Exercise material:
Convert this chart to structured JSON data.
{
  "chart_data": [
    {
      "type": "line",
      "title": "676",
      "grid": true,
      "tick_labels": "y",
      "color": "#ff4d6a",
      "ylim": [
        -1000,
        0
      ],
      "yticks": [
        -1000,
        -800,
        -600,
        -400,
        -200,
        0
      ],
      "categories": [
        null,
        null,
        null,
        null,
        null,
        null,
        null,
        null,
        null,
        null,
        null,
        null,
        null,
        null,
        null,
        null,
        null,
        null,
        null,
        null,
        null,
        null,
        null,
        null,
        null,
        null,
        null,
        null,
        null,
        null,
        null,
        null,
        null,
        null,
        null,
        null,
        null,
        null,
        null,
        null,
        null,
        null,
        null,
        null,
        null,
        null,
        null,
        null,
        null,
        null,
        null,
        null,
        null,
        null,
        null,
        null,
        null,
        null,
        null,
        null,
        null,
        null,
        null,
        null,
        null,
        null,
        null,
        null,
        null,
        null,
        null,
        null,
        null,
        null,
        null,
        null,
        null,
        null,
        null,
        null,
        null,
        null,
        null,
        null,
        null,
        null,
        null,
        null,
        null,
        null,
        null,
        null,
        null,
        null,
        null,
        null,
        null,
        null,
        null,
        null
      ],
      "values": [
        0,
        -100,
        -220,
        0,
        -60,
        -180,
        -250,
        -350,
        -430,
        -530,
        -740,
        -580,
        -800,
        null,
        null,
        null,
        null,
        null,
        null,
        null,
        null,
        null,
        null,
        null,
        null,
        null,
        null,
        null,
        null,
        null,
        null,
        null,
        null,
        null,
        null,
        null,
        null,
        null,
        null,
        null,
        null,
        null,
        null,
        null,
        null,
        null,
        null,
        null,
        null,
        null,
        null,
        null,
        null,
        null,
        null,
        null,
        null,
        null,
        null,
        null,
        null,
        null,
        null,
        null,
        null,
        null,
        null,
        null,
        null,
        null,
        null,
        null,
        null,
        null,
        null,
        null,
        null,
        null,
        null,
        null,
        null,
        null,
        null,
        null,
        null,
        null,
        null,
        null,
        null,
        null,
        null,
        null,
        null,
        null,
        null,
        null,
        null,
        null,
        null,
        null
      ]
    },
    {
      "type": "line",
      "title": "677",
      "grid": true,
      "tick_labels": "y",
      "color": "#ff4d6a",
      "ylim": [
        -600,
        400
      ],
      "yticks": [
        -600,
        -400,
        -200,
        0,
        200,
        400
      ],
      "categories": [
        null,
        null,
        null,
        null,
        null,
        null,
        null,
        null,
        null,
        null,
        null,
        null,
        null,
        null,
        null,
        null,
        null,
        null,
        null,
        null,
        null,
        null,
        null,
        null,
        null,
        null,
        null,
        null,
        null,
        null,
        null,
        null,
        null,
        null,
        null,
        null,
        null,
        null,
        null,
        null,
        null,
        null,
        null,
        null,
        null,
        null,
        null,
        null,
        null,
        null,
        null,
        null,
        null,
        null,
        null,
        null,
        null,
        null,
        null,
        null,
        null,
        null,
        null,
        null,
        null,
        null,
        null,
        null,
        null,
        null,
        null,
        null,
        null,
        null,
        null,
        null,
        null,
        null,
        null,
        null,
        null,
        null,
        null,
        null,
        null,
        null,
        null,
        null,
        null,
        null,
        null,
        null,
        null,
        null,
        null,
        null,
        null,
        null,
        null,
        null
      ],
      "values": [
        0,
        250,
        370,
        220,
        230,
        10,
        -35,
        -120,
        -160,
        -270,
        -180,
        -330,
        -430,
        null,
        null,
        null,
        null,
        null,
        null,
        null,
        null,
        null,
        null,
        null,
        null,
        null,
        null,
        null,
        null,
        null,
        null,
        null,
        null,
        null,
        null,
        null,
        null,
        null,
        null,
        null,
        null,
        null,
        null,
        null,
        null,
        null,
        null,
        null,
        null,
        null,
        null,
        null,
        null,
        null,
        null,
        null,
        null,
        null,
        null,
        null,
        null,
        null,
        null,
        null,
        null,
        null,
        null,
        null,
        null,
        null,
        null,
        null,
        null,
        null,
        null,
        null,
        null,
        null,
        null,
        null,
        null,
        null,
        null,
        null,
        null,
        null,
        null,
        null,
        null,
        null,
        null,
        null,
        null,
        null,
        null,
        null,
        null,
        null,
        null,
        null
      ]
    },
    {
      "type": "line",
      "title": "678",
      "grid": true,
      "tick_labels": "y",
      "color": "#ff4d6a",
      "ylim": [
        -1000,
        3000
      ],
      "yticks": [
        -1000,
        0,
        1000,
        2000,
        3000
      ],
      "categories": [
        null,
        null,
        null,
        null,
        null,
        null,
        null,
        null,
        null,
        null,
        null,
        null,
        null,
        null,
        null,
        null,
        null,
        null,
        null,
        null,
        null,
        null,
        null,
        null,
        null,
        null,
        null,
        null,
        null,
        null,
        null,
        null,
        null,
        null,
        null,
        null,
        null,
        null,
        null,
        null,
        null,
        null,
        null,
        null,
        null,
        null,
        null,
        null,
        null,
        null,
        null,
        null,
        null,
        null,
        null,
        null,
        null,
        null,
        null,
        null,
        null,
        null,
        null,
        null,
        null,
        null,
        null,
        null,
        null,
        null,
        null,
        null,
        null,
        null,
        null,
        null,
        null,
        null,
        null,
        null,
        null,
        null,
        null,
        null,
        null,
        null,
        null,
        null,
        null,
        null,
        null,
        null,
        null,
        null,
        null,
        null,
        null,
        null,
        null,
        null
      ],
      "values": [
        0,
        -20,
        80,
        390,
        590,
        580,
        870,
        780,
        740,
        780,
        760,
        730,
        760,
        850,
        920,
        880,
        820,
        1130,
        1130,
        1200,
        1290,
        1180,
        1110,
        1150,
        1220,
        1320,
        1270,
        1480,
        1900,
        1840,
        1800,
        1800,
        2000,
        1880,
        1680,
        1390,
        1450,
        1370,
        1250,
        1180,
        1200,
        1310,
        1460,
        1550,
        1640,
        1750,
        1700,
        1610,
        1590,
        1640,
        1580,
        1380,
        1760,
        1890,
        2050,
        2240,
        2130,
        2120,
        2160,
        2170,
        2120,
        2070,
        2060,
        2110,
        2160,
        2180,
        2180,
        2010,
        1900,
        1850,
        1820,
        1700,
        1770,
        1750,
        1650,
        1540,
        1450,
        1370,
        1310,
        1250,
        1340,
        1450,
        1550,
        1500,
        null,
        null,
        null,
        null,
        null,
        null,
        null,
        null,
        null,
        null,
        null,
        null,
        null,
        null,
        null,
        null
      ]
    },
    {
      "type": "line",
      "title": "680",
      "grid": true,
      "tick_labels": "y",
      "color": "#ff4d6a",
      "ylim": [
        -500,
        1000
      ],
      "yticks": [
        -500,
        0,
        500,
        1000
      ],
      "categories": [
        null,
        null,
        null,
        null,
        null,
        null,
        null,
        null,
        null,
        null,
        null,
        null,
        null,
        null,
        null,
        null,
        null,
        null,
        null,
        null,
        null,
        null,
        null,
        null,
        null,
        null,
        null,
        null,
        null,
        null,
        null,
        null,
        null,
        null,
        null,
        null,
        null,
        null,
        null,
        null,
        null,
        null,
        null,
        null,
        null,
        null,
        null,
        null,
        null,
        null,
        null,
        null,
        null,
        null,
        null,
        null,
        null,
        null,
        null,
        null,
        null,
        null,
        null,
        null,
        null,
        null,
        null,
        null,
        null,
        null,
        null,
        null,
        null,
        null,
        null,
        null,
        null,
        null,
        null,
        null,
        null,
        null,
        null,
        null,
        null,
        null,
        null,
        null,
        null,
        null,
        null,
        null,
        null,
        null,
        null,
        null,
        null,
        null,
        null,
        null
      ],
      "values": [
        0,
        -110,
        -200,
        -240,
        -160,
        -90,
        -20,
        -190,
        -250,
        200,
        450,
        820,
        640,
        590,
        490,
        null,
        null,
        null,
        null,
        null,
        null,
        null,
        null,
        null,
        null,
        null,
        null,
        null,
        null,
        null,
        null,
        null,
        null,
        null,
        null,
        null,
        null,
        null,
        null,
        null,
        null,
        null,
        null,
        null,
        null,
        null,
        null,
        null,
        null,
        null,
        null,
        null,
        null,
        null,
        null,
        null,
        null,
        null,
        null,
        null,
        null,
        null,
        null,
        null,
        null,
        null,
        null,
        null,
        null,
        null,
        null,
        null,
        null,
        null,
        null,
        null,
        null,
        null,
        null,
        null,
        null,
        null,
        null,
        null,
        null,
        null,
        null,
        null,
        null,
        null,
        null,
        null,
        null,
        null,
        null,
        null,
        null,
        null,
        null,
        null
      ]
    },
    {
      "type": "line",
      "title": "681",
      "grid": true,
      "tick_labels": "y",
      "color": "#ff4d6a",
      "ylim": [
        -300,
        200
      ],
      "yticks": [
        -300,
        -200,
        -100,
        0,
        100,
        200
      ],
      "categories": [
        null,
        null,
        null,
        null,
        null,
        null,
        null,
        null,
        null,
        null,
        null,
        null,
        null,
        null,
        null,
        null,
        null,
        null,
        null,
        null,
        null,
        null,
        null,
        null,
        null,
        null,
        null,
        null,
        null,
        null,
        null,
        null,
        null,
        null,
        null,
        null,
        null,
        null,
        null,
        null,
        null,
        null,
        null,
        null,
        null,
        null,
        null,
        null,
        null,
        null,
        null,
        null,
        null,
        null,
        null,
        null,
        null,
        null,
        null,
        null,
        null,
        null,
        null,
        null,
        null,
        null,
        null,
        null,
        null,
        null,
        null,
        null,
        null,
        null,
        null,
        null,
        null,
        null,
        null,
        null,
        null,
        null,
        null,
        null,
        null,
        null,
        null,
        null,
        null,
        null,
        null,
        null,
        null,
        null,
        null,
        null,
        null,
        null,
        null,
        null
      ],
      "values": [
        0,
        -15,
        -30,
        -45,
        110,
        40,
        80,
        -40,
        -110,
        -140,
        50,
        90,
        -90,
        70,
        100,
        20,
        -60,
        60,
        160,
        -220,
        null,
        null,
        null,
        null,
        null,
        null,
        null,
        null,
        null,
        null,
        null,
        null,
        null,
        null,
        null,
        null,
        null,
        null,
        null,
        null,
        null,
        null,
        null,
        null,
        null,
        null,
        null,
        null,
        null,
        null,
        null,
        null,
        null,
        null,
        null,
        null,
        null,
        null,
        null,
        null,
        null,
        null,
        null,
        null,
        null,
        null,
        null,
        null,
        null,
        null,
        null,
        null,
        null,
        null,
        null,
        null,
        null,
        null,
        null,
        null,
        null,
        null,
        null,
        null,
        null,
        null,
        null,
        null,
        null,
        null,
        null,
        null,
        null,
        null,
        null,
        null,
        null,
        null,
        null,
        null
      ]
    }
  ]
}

Task objective: Extract from the data every line where "title" shows up.

Exercise output:
      "title": "676",
      "title": "677",
      "title": "678",
      "title": "680",
      "title": "681",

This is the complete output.